(Excerpt from a dataset)
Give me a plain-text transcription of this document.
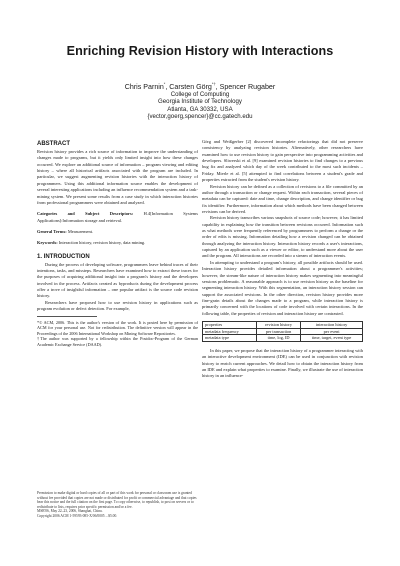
Enriching Revision History with Interactions
Chris Parnin*, Carsten Görg*†, Spencer Rugaber
College of Computing
Georgia Institute of Technology
Atlanta, GA 30332, USA
{vector,goerg,spencer}@cc.gatech.edu
ABSTRACT

Revision history provides a rich source of information to improve the understanding of changes made to programs, but it yields only limited insight into how these changes occurred. We explore an additional source of information – program viewing and editing history – where all historical artifacts associated with the program are included. In particular, we suggest augmenting revision histories with the interaction history of programmers. Using this additional information source enables the development of several interesting applications including an influence recommendation system and a task-mining system. We present some results from a case study in which interaction histories from professional programmers were obtained and analyzed.

Categories and Subject Descriptors: H.4[Information Systems Applications]:Information storage and retrieval.

General Terms: Measurement.

Keywords: Interaction history, revision history, data mining.

1. INTRODUCTION

During the process of developing software, programmers leave behind traces of their intentions, tasks, and missteps. Researchers have examined how to extract these traces for the purposes of acquiring additional insight into a program's history and the developers involved in the process. Artifacts created as byproducts during the development process offer a trove of insightful information – one popular artifact is the source code revision history.

Researchers have proposed how to use revision history in applications such as program evolution or defect detection. For example,

*© ACM, 2006. This is the author's version of the work. It is posted here by permission of ACM for your personal use. Not for redistribution. The definitive version will appear in the Proceedings of the 2006 International Workshop on Mining Software Repositories.

†The author was supported by a fellowship within the Postdoc-Program of the German Academic Exchange Service (DAAD).

Permission to make digital or hard copies of all or part of this work for personal or classroom use is granted without fee provided that copies are not made or distributed for profit or commercial advantage and that copies bear this notice and the full citation on the first page. To copy otherwise, to republish, to post on servers or to redistribute to lists, requires prior specific permission and/or a fee.

MSR'06, May 22–23, 2006, Shanghai, China.

Copyright 2006 ACM 1-59593-085-X/06/0005 ...$5.00.

Görg and Weißgerber [2] discovered incomplete refactorings that did not preserve consistency by analyzing revision histories. Alternatively, other researchers have examined how to use revision history to gain perspective into programming activities and developers. Sliwerski et al. [9] examined revision histories to find changes to a previous bug fix and analyzed which day of the week contributed to the most such incidents – Friday. Mierle et al. [5] attempted to find correlations between a student's grade and properties extracted from the student's revision history.

Revision history can be defined as a collection of revisions to a file committed by an author through a transaction or change request. Within each transaction, several pieces of metadata can be captured: date and time, change description, and change identifier or bug fix identifier. Furthermore, information about which methods have been changed between revisions can be derived.

Revision history transcribes various snapshots of source code; however, it has limited capability in explaining how the transition between revisions occurred. Information such as what methods were frequently referenced by programmers to perform a change or the order of edits is missing. Information detailing how a revision changed can be obtained through analyzing the interaction history. Interaction history records a user's interactions, captured by an application such as a viewer or editor, to understand more about the user and the program. All interactions are recorded into a stream of interaction events.

In attempting to understand a program's history, all possible artifacts should be used. Interaction history provides detailed information about a programmer's activities; however, the stream-like nature of interaction history makes segmenting into meaningful sessions problematic. A reasonable approach is to use revision history as the baseline for segmenting interaction history. With this segmentation, an interaction history session can support the associated revisions. In the other direction, revision history provides more fine-grain details about the changes made to a program, while interaction history is primarily concerned with the locations of code involved with certain interactions. In the following table, the properties of revision and interaction history are contrasted.

properties	revision history	interaction history
metadata frequency	per transaction	per event
metadata type	time, log, ID	time, target, event type

In this paper, we propose that the interaction history of a programmer interacting with an interactive development environment (IDE) can be used in conjunction with revision history to enrich current approaches. We detail how to obtain the interaction history from an IDE and explain what properties to examine. Finally, we illustrate the use of interaction history in an influence-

■ **AIM OF THE EXERCISE**
Read the entries and select each line where the word "that" is found.

■ **RESULT FOR THIS TASK**
Permission to make digital or hard copies of all or part of this work for personal or classroom use is granted without fee provided that copies are not made or distributed for profit or commercial advantage and that copies bear this notice and the full citation on the first page. To copy otherwise, to republish, to post on servers or to redistribute to lists, requires prior specific permission and/or a fee.
Görg and Weißgerber [2] discovered incomplete refactorings that did not preserve consistency by analyzing revision histories. Alternatively, other researchers have examined how to use revision history to gain perspective into programming activities and developers. Sliwerski et al. [9] examined revision histories to find changes to a previous bug fix and analyzed which day of the week contributed to the most such incidents – Friday. Mierle et al. [5] attempted to find correlations between a student's grade and properties extracted from the student's revision history.
In this paper, we propose that the interaction history of a programmer interacting with an interactive development environment (IDE) can be used in conjunction with revision history to enrich current approaches. We detail how to obtain the interaction history from an IDE and explain what properties to examine. Finally, we illustrate the use of interaction history in an influence-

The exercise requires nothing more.